> GOAL
Output all records precisely as written.

> RECORDS PROVIDED
↓↓↓

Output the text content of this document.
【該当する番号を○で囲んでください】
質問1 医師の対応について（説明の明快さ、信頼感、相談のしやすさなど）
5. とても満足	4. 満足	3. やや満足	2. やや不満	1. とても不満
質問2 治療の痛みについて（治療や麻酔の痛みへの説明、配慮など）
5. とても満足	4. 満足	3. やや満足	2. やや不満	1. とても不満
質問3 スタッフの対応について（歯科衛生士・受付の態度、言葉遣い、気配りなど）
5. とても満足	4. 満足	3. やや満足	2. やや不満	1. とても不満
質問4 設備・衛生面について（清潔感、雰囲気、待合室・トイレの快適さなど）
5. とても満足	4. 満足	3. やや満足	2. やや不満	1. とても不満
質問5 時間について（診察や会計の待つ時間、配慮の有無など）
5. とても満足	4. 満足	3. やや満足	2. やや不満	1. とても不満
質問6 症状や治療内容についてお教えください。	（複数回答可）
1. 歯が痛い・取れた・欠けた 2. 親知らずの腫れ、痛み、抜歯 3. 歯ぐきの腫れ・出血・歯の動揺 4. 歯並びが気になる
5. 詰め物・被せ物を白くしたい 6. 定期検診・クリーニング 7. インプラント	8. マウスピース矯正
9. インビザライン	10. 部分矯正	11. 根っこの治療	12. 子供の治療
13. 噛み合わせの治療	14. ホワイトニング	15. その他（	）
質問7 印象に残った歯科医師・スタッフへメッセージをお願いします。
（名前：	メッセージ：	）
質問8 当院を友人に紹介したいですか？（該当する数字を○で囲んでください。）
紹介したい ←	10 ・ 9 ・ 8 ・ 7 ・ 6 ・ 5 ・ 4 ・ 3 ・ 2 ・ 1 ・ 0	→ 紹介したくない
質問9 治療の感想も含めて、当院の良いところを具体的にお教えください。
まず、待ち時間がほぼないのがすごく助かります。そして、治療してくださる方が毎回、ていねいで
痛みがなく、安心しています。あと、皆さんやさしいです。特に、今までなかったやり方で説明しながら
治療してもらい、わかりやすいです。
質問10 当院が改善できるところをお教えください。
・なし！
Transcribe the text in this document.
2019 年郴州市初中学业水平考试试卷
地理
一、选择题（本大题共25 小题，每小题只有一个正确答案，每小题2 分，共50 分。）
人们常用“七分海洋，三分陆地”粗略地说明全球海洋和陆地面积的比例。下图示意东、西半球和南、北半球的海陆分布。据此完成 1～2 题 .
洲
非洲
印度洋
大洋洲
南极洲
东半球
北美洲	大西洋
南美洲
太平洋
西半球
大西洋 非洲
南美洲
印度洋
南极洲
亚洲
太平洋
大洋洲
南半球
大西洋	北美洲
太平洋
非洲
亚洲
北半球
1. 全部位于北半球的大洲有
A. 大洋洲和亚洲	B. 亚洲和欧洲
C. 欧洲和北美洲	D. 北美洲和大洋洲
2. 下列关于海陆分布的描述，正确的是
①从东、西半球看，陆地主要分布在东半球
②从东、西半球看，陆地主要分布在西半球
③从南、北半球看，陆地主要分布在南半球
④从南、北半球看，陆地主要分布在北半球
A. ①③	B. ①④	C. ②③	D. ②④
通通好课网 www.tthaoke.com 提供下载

↑↑↑

> EXERCISE RESPONSE
Output the text content of this document.
【該当する番号を○で囲んでください】
質問1 医師の対応について（説明の明快さ、信頼感、相談のしやすさなど）
5. とても満足	4. 満足	3. やや満足	2. やや不満	1. とても不満
質問2 治療の痛みについて（治療や麻酔の痛みへの説明、配慮など）
5. とても満足	4. 満足	3. やや満足	2. やや不満	1. とても不満
質問3 スタッフの対応について（歯科衛生士・受付の態度、言葉遣い、気配りなど）
5. とても満足	4. 満足	3. やや満足	2. やや不満	1. とても不満
質問4 設備・衛生面について（清潔感、雰囲気、待合室・トイレの快適さなど）
5. とても満足	4. 満足	3. やや満足	2. やや不満	1. とても不満
質問5 時間について（診察や会計の待つ時間、配慮の有無など）
5. とても満足	4. 満足	3. やや満足	2. やや不満	1. とても不満
質問6 症状や治療内容についてお教えください。	（複数回答可）
1. 歯が痛い・取れた・欠けた 2. 親知らずの腫れ、痛み、抜歯 3. 歯ぐきの腫れ・出血・歯の動揺 4. 歯並びが気になる
5. 詰め物・被せ物を白くしたい 6. 定期検診・クリーニング 7. インプラント	8. マウスピース矯正
9. インビザライン	10. 部分矯正	11. 根っこの治療	12. 子供の治療
13. 噛み合わせの治療	14. ホワイトニング	15. その他（	）
質問7 印象に残った歯科医師・スタッフへメッセージをお願いします。
（名前：	メッセージ：	）
質問8 当院を友人に紹介したいですか？（該当する数字を○で囲んでください。）
紹介したい ←	10 ・ 9 ・ 8 ・ 7 ・ 6 ・ 5 ・ 4 ・ 3 ・ 2 ・ 1 ・ 0	→ 紹介したくない
質問9 治療の感想も含めて、当院の良いところを具体的にお教えください。
まず、待ち時間がほぼないのがすごく助かります。そして、治療してくださる方が毎回、ていねいで
痛みがなく、安心しています。あと、皆さんやさしいです。特に、今までなかったやり方で説明しながら
治療してもらい、わかりやすいです。
質問10 当院が改善できるところをお教えください。
・なし！
Transcribe the text in this document.
2019 年郴州市初中学业水平考试试卷
地理
一、选择题（本大题共25 小题，每小题只有一个正确答案，每小题2 分，共50 分。）
人们常用“七分海洋，三分陆地”粗略地说明全球海洋和陆地面积的比例。下图示意东、西半球和南、北半球的海陆分布。据此完成 1～2 题 .
洲
非洲
印度洋
大洋洲
南极洲
东半球
北美洲	大西洋
南美洲
太平洋
西半球
大西洋 非洲
南美洲
印度洋
南极洲
亚洲
太平洋
大洋洲
南半球
大西洋	北美洲
太平洋
非洲
亚洲
北半球
1. 全部位于北半球的大洲有
A. 大洋洲和亚洲	B. 亚洲和欧洲
C. 欧洲和北美洲	D. 北美洲和大洋洲
2. 下列关于海陆分布的描述，正确的是
①从东、西半球看，陆地主要分布在东半球
②从东、西半球看，陆地主要分布在西半球
③从南、北半球看，陆地主要分布在南半球
④从南、北半球看，陆地主要分布在北半球
A. ①③	B. ①④	C. ②③	D. ②④
通通好课网 www.tthaoke.com 提供下载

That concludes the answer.